WHAT TO DO ->
Without including any pictures, write out all the entries exactly.

DATASET RECORDS ->
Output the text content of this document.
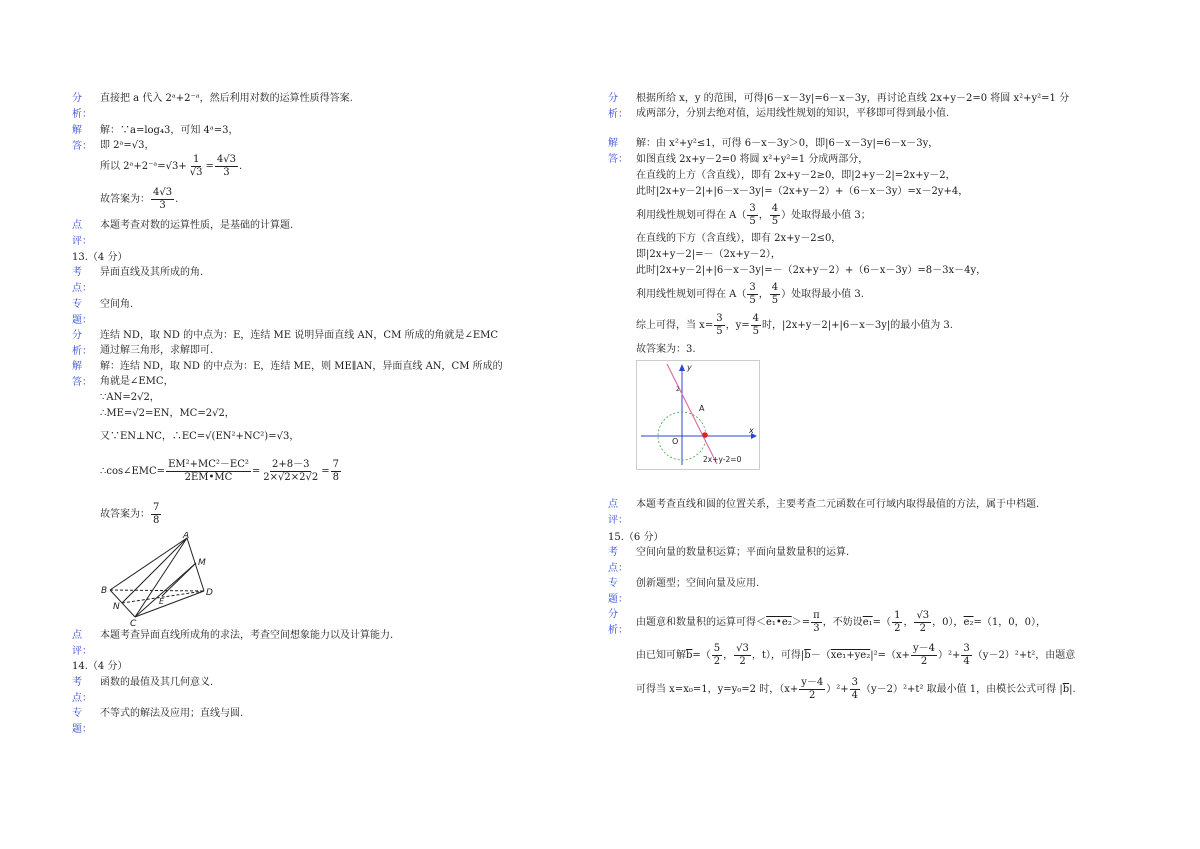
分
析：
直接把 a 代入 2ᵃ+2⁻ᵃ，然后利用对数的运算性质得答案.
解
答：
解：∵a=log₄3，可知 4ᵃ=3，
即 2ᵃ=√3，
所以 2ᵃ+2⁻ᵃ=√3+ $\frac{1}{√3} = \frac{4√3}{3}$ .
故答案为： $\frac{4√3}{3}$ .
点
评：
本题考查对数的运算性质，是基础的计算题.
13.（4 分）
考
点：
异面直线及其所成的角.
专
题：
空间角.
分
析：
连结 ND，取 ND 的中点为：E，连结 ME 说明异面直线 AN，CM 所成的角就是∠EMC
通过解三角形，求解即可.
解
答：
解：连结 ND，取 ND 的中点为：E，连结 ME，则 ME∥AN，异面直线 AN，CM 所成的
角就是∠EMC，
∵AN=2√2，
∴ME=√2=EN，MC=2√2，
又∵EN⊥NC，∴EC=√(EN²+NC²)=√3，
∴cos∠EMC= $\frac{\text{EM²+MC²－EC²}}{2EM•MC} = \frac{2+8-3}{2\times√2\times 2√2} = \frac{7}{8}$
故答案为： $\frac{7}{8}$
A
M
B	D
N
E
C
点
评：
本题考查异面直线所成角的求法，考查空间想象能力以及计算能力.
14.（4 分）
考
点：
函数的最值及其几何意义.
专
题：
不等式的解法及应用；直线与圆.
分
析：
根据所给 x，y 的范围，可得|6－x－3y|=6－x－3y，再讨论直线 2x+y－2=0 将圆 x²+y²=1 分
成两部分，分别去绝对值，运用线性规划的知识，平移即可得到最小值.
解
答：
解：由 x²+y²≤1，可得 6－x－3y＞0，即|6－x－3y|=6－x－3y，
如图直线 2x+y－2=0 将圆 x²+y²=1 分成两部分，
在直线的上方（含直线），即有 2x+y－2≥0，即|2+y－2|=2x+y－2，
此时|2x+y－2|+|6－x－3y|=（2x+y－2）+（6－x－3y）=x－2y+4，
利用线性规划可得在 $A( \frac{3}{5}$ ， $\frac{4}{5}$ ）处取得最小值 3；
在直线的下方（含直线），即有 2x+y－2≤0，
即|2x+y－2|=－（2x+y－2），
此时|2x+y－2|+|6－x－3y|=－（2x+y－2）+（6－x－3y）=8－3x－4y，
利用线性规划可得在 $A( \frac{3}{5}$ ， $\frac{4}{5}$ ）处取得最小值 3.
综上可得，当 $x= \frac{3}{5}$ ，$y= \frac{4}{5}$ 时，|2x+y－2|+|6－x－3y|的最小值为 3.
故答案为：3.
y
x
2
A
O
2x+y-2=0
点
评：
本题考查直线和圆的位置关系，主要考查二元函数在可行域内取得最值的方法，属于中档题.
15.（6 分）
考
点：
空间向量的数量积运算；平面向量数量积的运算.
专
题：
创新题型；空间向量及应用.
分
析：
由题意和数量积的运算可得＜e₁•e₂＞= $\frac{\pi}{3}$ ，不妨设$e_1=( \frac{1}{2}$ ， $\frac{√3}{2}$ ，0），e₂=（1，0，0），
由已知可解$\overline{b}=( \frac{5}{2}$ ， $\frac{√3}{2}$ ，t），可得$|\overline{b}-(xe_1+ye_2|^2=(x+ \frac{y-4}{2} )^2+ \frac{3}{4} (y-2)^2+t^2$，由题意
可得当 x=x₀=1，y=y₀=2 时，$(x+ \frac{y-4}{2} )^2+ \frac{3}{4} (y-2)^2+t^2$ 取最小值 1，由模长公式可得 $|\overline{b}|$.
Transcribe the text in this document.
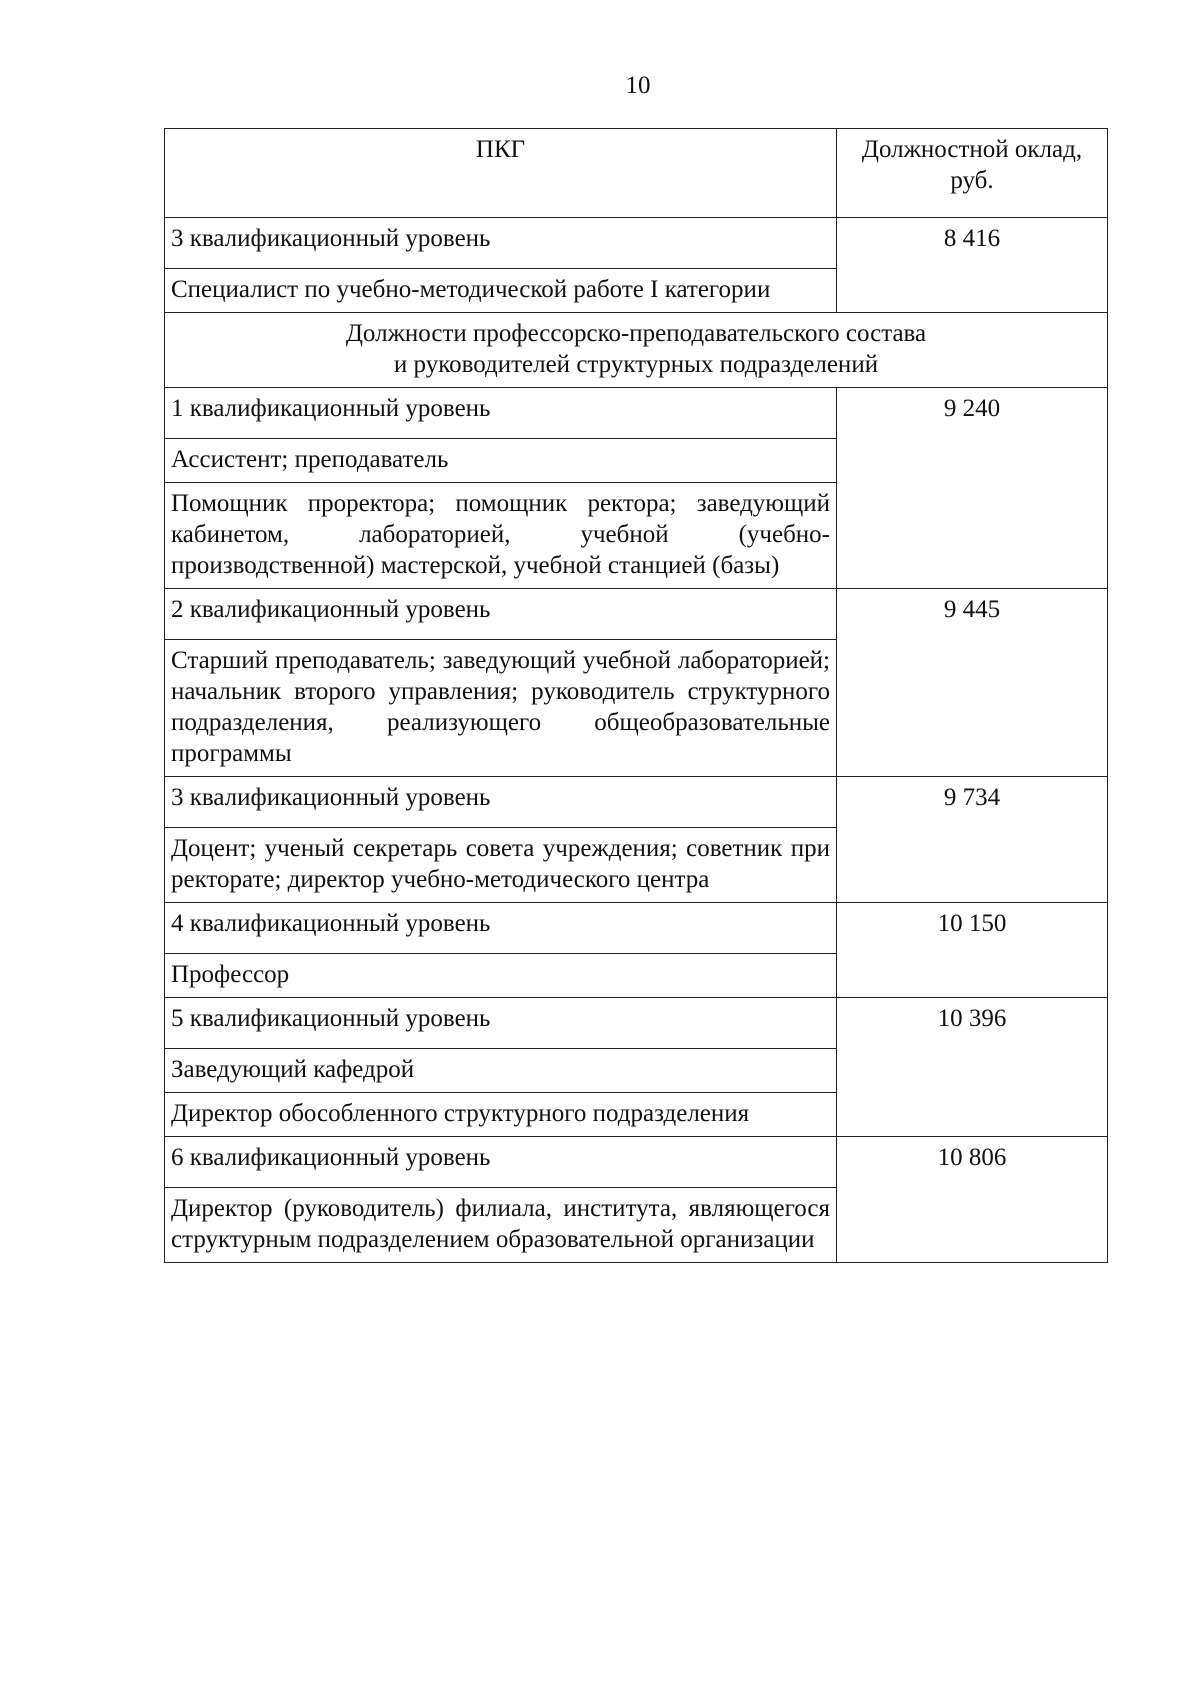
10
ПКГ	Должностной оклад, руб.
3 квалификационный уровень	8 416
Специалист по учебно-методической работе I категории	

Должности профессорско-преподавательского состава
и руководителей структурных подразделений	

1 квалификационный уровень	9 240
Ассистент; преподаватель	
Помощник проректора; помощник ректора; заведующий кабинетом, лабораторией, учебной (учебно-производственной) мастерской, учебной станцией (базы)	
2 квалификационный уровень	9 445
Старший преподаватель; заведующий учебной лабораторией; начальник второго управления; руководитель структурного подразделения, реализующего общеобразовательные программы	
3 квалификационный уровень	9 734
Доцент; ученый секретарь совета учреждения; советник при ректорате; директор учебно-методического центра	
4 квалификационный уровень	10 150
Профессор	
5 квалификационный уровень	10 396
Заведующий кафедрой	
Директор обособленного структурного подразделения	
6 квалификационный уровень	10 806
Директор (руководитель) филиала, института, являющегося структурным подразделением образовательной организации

ANSWER ->
Output the text content of this document.
分
析：
直接把 a 代入 2ᵃ+2⁻ᵃ，然后利用对数的运算性质得答案.
解
答：
解：∵a=log₄3，可知 4ᵃ=3，
即 2ᵃ=√3，
所以 2ᵃ+2⁻ᵃ=√3+ $\frac{1}{√3} = \frac{4√3}{3}$ .
故答案为： $\frac{4√3}{3}$ .
点
评：
本题考查对数的运算性质，是基础的计算题.
13.（4 分）
考
点：
异面直线及其所成的角.
专
题：
空间角.
分
析：
连结 ND，取 ND 的中点为：E，连结 ME 说明异面直线 AN，CM 所成的角就是∠EMC
通过解三角形，求解即可.
解
答：
解：连结 ND，取 ND 的中点为：E，连结 ME，则 ME∥AN，异面直线 AN，CM 所成的
角就是∠EMC，
∵AN=2√2，
∴ME=√2=EN，MC=2√2，
又∵EN⊥NC，∴EC=√(EN²+NC²)=√3，
∴cos∠EMC= $\frac{\text{EM²+MC²－EC²}}{2EM•MC} = \frac{2+8-3}{2\times√2\times 2√2} = \frac{7}{8}$
故答案为： $\frac{7}{8}$
A
M
B	D
N
E
C
点
评：
本题考查异面直线所成角的求法，考查空间想象能力以及计算能力.
14.（4 分）
考
点：
函数的最值及其几何意义.
专
题：
不等式的解法及应用；直线与圆.
分
析：
根据所给 x，y 的范围，可得|6－x－3y|=6－x－3y，再讨论直线 2x+y－2=0 将圆 x²+y²=1 分
成两部分，分别去绝对值，运用线性规划的知识，平移即可得到最小值.
解
答：
解：由 x²+y²≤1，可得 6－x－3y＞0，即|6－x－3y|=6－x－3y，
如图直线 2x+y－2=0 将圆 x²+y²=1 分成两部分，
在直线的上方（含直线），即有 2x+y－2≥0，即|2+y－2|=2x+y－2，
此时|2x+y－2|+|6－x－3y|=（2x+y－2）+（6－x－3y）=x－2y+4，
利用线性规划可得在 $A( \frac{3}{5}$ ， $\frac{4}{5}$ ）处取得最小值 3；
在直线的下方（含直线），即有 2x+y－2≤0，
即|2x+y－2|=－（2x+y－2），
此时|2x+y－2|+|6－x－3y|=－（2x+y－2）+（6－x－3y）=8－3x－4y，
利用线性规划可得在 $A( \frac{3}{5}$ ， $\frac{4}{5}$ ）处取得最小值 3.
综上可得，当 $x= \frac{3}{5}$ ，$y= \frac{4}{5}$ 时，|2x+y－2|+|6－x－3y|的最小值为 3.
故答案为：3.
y
x
2
A
O
2x+y-2=0
点
评：
本题考查直线和圆的位置关系，主要考查二元函数在可行域内取得最值的方法，属于中档题.
15.（6 分）
考
点：
空间向量的数量积运算；平面向量数量积的运算.
专
题：
创新题型；空间向量及应用.
分
析：
由题意和数量积的运算可得＜e₁•e₂＞= $\frac{\pi}{3}$ ，不妨设$e_1=( \frac{1}{2}$ ， $\frac{√3}{2}$ ，0），e₂=（1，0，0），
由已知可解$\overline{b}=( \frac{5}{2}$ ， $\frac{√3}{2}$ ，t），可得$|\overline{b}-(xe_1+ye_2|^2=(x+ \frac{y-4}{2} )^2+ \frac{3}{4} (y-2)^2+t^2$，由题意
可得当 x=x₀=1，y=y₀=2 时，$(x+ \frac{y-4}{2} )^2+ \frac{3}{4} (y-2)^2+t^2$ 取最小值 1，由模长公式可得 $|\overline{b}|$.
Transcribe the text in this document.
10
ПКГ	Должностной оклад, руб.
3 квалификационный уровень	8 416
Специалист по учебно-методической работе I категории	

Должности профессорско-преподавательского состава
и руководителей структурных подразделений	

1 квалификационный уровень	9 240
Ассистент; преподаватель	
Помощник проректора; помощник ректора; заведующий кабинетом, лабораторией, учебной (учебно-производственной) мастерской, учебной станцией (базы)	
2 квалификационный уровень	9 445
Старший преподаватель; заведующий учебной лабораторией; начальник второго управления; руководитель структурного подразделения, реализующего общеобразовательные программы	
3 квалификационный уровень	9 734
Доцент; ученый секретарь совета учреждения; советник при ректорате; директор учебно-методического центра	
4 квалификационный уровень	10 150
Профессор	
5 квалификационный уровень	10 396
Заведующий кафедрой	
Директор обособленного структурного подразделения	
6 квалификационный уровень	10 806
Директор (руководитель) филиала, института, являющегося структурным подразделением образовательной организации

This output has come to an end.